YOUR OBJECTIVE: Your task is to restate the data word for word.

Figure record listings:
-- Begin --

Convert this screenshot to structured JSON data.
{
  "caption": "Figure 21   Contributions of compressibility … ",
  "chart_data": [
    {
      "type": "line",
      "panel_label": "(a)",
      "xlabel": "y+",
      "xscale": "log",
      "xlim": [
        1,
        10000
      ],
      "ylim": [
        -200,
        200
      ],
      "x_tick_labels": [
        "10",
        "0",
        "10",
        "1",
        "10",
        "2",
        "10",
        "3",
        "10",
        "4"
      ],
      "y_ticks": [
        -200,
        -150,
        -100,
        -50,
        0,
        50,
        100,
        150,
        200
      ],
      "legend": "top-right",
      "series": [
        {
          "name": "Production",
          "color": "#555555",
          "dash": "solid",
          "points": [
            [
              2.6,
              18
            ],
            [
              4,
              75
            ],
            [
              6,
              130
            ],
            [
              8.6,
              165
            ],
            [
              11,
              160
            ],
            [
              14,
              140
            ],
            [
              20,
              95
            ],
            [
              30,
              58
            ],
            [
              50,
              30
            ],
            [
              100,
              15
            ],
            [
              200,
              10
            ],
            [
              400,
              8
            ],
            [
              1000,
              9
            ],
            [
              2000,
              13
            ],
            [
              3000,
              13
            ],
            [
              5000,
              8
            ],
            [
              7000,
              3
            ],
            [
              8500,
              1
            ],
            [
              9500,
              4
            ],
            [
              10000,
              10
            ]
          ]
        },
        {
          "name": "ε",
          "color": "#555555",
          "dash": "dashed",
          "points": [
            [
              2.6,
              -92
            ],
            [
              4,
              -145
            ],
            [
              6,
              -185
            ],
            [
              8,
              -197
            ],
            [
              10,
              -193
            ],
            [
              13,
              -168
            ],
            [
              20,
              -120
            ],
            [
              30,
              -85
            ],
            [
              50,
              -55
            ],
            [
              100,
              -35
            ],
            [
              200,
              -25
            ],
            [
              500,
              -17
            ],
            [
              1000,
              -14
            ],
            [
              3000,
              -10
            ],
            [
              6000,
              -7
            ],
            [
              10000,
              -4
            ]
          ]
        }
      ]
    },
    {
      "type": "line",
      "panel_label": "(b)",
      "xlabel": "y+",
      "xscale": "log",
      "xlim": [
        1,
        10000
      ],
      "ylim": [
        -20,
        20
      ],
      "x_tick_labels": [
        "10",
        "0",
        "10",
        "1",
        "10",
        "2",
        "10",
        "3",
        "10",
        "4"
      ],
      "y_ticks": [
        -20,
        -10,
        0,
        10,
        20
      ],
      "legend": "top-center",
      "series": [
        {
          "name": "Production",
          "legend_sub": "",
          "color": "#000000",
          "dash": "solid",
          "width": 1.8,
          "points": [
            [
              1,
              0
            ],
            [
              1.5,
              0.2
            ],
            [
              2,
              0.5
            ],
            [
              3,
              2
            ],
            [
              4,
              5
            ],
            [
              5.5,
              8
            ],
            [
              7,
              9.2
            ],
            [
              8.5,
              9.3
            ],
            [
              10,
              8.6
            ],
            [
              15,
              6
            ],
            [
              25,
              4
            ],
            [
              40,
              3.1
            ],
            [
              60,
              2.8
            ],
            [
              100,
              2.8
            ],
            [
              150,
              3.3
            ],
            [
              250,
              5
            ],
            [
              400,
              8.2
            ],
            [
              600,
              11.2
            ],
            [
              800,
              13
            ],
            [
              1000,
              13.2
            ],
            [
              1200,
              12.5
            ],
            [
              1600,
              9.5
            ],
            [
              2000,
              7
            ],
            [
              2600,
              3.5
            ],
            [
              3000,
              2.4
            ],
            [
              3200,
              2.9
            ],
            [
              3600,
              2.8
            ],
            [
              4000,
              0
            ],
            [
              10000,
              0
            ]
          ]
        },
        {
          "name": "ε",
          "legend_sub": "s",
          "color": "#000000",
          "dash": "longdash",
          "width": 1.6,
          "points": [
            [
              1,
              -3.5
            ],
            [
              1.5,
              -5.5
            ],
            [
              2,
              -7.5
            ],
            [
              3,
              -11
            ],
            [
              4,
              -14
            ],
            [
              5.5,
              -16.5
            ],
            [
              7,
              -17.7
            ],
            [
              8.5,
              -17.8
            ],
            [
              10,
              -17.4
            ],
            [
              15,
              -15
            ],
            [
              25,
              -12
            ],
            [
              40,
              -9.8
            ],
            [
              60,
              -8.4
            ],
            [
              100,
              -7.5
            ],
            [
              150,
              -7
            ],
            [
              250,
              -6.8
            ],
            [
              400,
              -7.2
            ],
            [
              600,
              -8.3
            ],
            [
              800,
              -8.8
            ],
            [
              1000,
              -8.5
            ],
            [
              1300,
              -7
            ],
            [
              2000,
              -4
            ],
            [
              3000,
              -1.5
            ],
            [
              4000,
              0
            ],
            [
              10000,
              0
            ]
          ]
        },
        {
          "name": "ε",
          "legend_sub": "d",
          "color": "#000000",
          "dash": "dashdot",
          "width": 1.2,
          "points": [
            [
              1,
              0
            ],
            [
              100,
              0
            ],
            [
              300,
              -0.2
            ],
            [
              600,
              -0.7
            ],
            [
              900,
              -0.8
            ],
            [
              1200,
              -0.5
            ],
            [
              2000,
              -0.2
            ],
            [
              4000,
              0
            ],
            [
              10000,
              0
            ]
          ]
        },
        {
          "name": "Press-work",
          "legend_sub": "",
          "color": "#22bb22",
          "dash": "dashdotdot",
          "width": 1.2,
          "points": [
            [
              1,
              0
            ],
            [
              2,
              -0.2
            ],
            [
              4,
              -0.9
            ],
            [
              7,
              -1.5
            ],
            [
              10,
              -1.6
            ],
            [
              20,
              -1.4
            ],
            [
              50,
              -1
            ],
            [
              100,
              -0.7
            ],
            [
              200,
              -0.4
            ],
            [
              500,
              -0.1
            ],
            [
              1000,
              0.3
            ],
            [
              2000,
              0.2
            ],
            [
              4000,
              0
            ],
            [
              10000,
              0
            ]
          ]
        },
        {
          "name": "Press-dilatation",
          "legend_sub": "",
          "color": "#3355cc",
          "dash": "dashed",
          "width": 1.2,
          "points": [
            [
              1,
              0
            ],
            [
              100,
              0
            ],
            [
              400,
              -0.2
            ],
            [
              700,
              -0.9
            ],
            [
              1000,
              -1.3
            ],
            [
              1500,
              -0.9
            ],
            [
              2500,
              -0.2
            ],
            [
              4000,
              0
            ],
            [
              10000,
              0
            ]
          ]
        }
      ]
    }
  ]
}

-- End --

COMPLETE OUTPUT:
Convert this screenshot to structured JSON data.
{
  "caption": "Figure 21   Contributions of compressibility … ",
  "chart_data": [
    {
      "type": "line",
      "panel_label": "(a)",
      "xlabel": "y+",
      "xscale": "log",
      "xlim": [
        1,
        10000
      ],
      "ylim": [
        -200,
        200
      ],
      "x_tick_labels": [
        "10",
        "0",
        "10",
        "1",
        "10",
        "2",
        "10",
        "3",
        "10",
        "4"
      ],
      "y_ticks": [
        -200,
        -150,
        -100,
        -50,
        0,
        50,
        100,
        150,
        200
      ],
      "legend": "top-right",
      "series": [
        {
          "name": "Production",
          "color": "#555555",
          "dash": "solid",
          "points": [
            [
              2.6,
              18
            ],
            [
              4,
              75
            ],
            [
              6,
              130
            ],
            [
              8.6,
              165
            ],
            [
              11,
              160
            ],
            [
              14,
              140
            ],
            [
              20,
              95
            ],
            [
              30,
              58
            ],
            [
              50,
              30
            ],
            [
              100,
              15
            ],
            [
              200,
              10
            ],
            [
              400,
              8
            ],
            [
              1000,
              9
            ],
            [
              2000,
              13
            ],
            [
              3000,
              13
            ],
            [
              5000,
              8
            ],
            [
              7000,
              3
            ],
            [
              8500,
              1
            ],
            [
              9500,
              4
            ],
            [
              10000,
              10
            ]
          ]
        },
        {
          "name": "ε",
          "color": "#555555",
          "dash": "dashed",
          "points": [
            [
              2.6,
              -92
            ],
            [
              4,
              -145
            ],
            [
              6,
              -185
            ],
            [
              8,
              -197
            ],
            [
              10,
              -193
            ],
            [
              13,
              -168
            ],
            [
              20,
              -120
            ],
            [
              30,
              -85
            ],
            [
              50,
              -55
            ],
            [
              100,
              -35
            ],
            [
              200,
              -25
            ],
            [
              500,
              -17
            ],
            [
              1000,
              -14
            ],
            [
              3000,
              -10
            ],
            [
              6000,
              -7
            ],
            [
              10000,
              -4
            ]
          ]
        }
      ]
    },
    {
      "type": "line",
      "panel_label": "(b)",
      "xlabel": "y+",
      "xscale": "log",
      "xlim": [
        1,
        10000
      ],
      "ylim": [
        -20,
        20
      ],
      "x_tick_labels": [
        "10",
        "0",
        "10",
        "1",
        "10",
        "2",
        "10",
        "3",
        "10",
        "4"
      ],
      "y_ticks": [
        -20,
        -10,
        0,
        10,
        20
      ],
      "legend": "top-center",
      "series": [
        {
          "name": "Production",
          "legend_sub": "",
          "color": "#000000",
          "dash": "solid",
          "width": 1.8,
          "points": [
            [
              1,
              0
            ],
            [
              1.5,
              0.2
            ],
            [
              2,
              0.5
            ],
            [
              3,
              2
            ],
            [
              4,
              5
            ],
            [
              5.5,
              8
            ],
            [
              7,
              9.2
            ],
            [
              8.5,
              9.3
            ],
            [
              10,
              8.6
            ],
            [
              15,
              6
            ],
            [
              25,
              4
            ],
            [
              40,
              3.1
            ],
            [
              60,
              2.8
            ],
            [
              100,
              2.8
            ],
            [
              150,
              3.3
            ],
            [
              250,
              5
            ],
            [
              400,
              8.2
            ],
            [
              600,
              11.2
            ],
            [
              800,
              13
            ],
            [
              1000,
              13.2
            ],
            [
              1200,
              12.5
            ],
            [
              1600,
              9.5
            ],
            [
              2000,
              7
            ],
            [
              2600,
              3.5
            ],
            [
              3000,
              2.4
            ],
            [
              3200,
              2.9
            ],
            [
              3600,
              2.8
            ],
            [
              4000,
              0
            ],
            [
              10000,
              0
            ]
          ]
        },
        {
          "name": "ε",
          "legend_sub": "s",
          "color": "#000000",
          "dash": "longdash",
          "width": 1.6,
          "points": [
            [
              1,
              -3.5
            ],
            [
              1.5,
              -5.5
            ],
            [
              2,
              -7.5
            ],
            [
              3,
              -11
            ],
            [
              4,
              -14
            ],
            [
              5.5,
              -16.5
            ],
            [
              7,
              -17.7
            ],
            [
              8.5,
              -17.8
            ],
            [
              10,
              -17.4
            ],
            [
              15,
              -15
            ],
            [
              25,
              -12
            ],
            [
              40,
              -9.8
            ],
            [
              60,
              -8.4
            ],
            [
              100,
              -7.5
            ],
            [
              150,
              -7
            ],
            [
              250,
              -6.8
            ],
            [
              400,
              -7.2
            ],
            [
              600,
              -8.3
            ],
            [
              800,
              -8.8
            ],
            [
              1000,
              -8.5
            ],
            [
              1300,
              -7
            ],
            [
              2000,
              -4
            ],
            [
              3000,
              -1.5
            ],
            [
              4000,
              0
            ],
            [
              10000,
              0
            ]
          ]
        },
        {
          "name": "ε",
          "legend_sub": "d",
          "color": "#000000",
          "dash": "dashdot",
          "width": 1.2,
          "points": [
            [
              1,
              0
            ],
            [
              100,
              0
            ],
            [
              300,
              -0.2
            ],
            [
              600,
              -0.7
            ],
            [
              900,
              -0.8
            ],
            [
              1200,
              -0.5
            ],
            [
              2000,
              -0.2
            ],
            [
              4000,
              0
            ],
            [
              10000,
              0
            ]
          ]
        },
        {
          "name": "Press-work",
          "legend_sub": "",
          "color": "#22bb22",
          "dash": "dashdotdot",
          "width": 1.2,
          "points": [
            [
              1,
              0
            ],
            [
              2,
              -0.2
            ],
            [
              4,
              -0.9
            ],
            [
              7,
              -1.5
            ],
            [
              10,
              -1.6
            ],
            [
              20,
              -1.4
            ],
            [
              50,
              -1
            ],
            [
              100,
              -0.7
            ],
            [
              200,
              -0.4
            ],
            [
              500,
              -0.1
            ],
            [
              1000,
              0.3
            ],
            [
              2000,
              0.2
            ],
            [
              4000,
              0
            ],
            [
              10000,
              0
            ]
          ]
        },
        {
          "name": "Press-dilatation",
          "legend_sub": "",
          "color": "#3355cc",
          "dash": "dashed",
          "width": 1.2,
          "points": [
            [
              1,
              0
            ],
            [
              100,
              0
            ],
            [
              400,
              -0.2
            ],
            [
              700,
              -0.9
            ],
            [
              1000,
              -1.3
            ],
            [
              1500,
              -0.9
            ],
            [
              2500,
              -0.2
            ],
            [
              4000,
              0
            ],
            [
              10000,
              0
            ]
          ]
        }
      ]
    }
  ]
}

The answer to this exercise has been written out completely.